Stored records
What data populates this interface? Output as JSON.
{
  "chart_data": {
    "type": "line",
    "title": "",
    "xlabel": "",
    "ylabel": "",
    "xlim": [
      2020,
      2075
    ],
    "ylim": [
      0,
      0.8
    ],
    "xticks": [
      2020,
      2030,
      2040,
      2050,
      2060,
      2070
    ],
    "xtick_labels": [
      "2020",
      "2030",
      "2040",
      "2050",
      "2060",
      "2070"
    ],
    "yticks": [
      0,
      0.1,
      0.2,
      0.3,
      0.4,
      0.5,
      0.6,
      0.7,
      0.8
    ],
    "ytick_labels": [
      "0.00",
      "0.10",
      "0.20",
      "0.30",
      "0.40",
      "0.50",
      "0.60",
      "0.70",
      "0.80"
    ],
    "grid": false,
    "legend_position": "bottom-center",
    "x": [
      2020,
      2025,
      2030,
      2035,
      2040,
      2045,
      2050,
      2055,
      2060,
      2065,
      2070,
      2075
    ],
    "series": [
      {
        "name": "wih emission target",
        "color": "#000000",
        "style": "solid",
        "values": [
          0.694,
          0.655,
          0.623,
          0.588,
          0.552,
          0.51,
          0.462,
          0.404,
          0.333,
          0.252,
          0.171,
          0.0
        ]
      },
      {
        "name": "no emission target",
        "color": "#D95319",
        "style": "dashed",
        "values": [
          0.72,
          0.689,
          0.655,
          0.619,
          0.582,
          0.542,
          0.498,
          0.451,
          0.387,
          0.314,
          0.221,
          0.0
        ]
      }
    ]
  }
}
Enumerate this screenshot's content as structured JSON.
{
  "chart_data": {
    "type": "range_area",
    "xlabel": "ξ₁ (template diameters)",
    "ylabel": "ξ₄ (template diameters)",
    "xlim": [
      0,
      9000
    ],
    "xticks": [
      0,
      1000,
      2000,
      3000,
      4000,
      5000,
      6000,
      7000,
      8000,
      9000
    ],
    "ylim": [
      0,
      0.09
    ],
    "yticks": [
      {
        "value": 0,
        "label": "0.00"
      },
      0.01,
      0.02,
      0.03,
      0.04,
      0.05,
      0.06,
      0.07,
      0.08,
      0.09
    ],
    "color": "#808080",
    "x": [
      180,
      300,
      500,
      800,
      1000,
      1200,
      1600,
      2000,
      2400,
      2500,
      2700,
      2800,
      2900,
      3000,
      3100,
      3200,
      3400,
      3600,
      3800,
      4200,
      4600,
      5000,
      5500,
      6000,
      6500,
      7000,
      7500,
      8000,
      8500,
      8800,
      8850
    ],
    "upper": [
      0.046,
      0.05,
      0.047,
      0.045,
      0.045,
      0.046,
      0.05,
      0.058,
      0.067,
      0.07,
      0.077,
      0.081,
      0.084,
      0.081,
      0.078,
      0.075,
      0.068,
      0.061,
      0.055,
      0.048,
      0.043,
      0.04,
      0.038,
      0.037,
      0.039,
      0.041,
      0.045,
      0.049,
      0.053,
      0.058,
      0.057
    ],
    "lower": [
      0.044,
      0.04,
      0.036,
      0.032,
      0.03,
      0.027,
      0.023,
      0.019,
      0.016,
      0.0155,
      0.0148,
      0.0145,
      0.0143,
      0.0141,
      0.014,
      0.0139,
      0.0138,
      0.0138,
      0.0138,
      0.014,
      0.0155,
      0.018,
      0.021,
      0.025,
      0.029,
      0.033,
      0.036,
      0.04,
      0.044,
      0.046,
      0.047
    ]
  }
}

● **PROMPT**: Output the entries verbatim.

● **WRITTEN RESPONSE**:
What data populates this interface? Output as JSON.
{
  "chart_data": {
    "type": "line",
    "title": "",
    "xlabel": "",
    "ylabel": "",
    "xlim": [
      2020,
      2075
    ],
    "ylim": [
      0,
      0.8
    ],
    "xticks": [
      2020,
      2030,
      2040,
      2050,
      2060,
      2070
    ],
    "xtick_labels": [
      "2020",
      "2030",
      "2040",
      "2050",
      "2060",
      "2070"
    ],
    "yticks": [
      0,
      0.1,
      0.2,
      0.3,
      0.4,
      0.5,
      0.6,
      0.7,
      0.8
    ],
    "ytick_labels": [
      "0.00",
      "0.10",
      "0.20",
      "0.30",
      "0.40",
      "0.50",
      "0.60",
      "0.70",
      "0.80"
    ],
    "grid": false,
    "legend_position": "bottom-center",
    "x": [
      2020,
      2025,
      2030,
      2035,
      2040,
      2045,
      2050,
      2055,
      2060,
      2065,
      2070,
      2075
    ],
    "series": [
      {
        "name": "wih emission target",
        "color": "#000000",
        "style": "solid",
        "values": [
          0.694,
          0.655,
          0.623,
          0.588,
          0.552,
          0.51,
          0.462,
          0.404,
          0.333,
          0.252,
          0.171,
          0.0
        ]
      },
      {
        "name": "no emission target",
        "color": "#D95319",
        "style": "dashed",
        "values": [
          0.72,
          0.689,
          0.655,
          0.619,
          0.582,
          0.542,
          0.498,
          0.451,
          0.387,
          0.314,
          0.221,
          0.0
        ]
      }
    ]
  }
}
Enumerate this screenshot's content as structured JSON.
{
  "chart_data": {
    "type": "range_area",
    "xlabel": "ξ₁ (template diameters)",
    "ylabel": "ξ₄ (template diameters)",
    "xlim": [
      0,
      9000
    ],
    "xticks": [
      0,
      1000,
      2000,
      3000,
      4000,
      5000,
      6000,
      7000,
      8000,
      9000
    ],
    "ylim": [
      0,
      0.09
    ],
    "yticks": [
      {
        "value": 0,
        "label": "0.00"
      },
      0.01,
      0.02,
      0.03,
      0.04,
      0.05,
      0.06,
      0.07,
      0.08,
      0.09
    ],
    "color": "#808080",
    "x": [
      180,
      300,
      500,
      800,
      1000,
      1200,
      1600,
      2000,
      2400,
      2500,
      2700,
      2800,
      2900,
      3000,
      3100,
      3200,
      3400,
      3600,
      3800,
      4200,
      4600,
      5000,
      5500,
      6000,
      6500,
      7000,
      7500,
      8000,
      8500,
      8800,
      8850
    ],
    "upper": [
      0.046,
      0.05,
      0.047,
      0.045,
      0.045,
      0.046,
      0.05,
      0.058,
      0.067,
      0.07,
      0.077,
      0.081,
      0.084,
      0.081,
      0.078,
      0.075,
      0.068,
      0.061,
      0.055,
      0.048,
      0.043,
      0.04,
      0.038,
      0.037,
      0.039,
      0.041,
      0.045,
      0.049,
      0.053,
      0.058,
      0.057
    ],
    "lower": [
      0.044,
      0.04,
      0.036,
      0.032,
      0.03,
      0.027,
      0.023,
      0.019,
      0.016,
      0.0155,
      0.0148,
      0.0145,
      0.0143,
      0.0141,
      0.014,
      0.0139,
      0.0138,
      0.0138,
      0.0138,
      0.014,
      0.0155,
      0.018,
      0.021,
      0.025,
      0.029,
      0.033,
      0.036,
      0.04,
      0.044,
      0.046,
      0.047
    ]
  }
}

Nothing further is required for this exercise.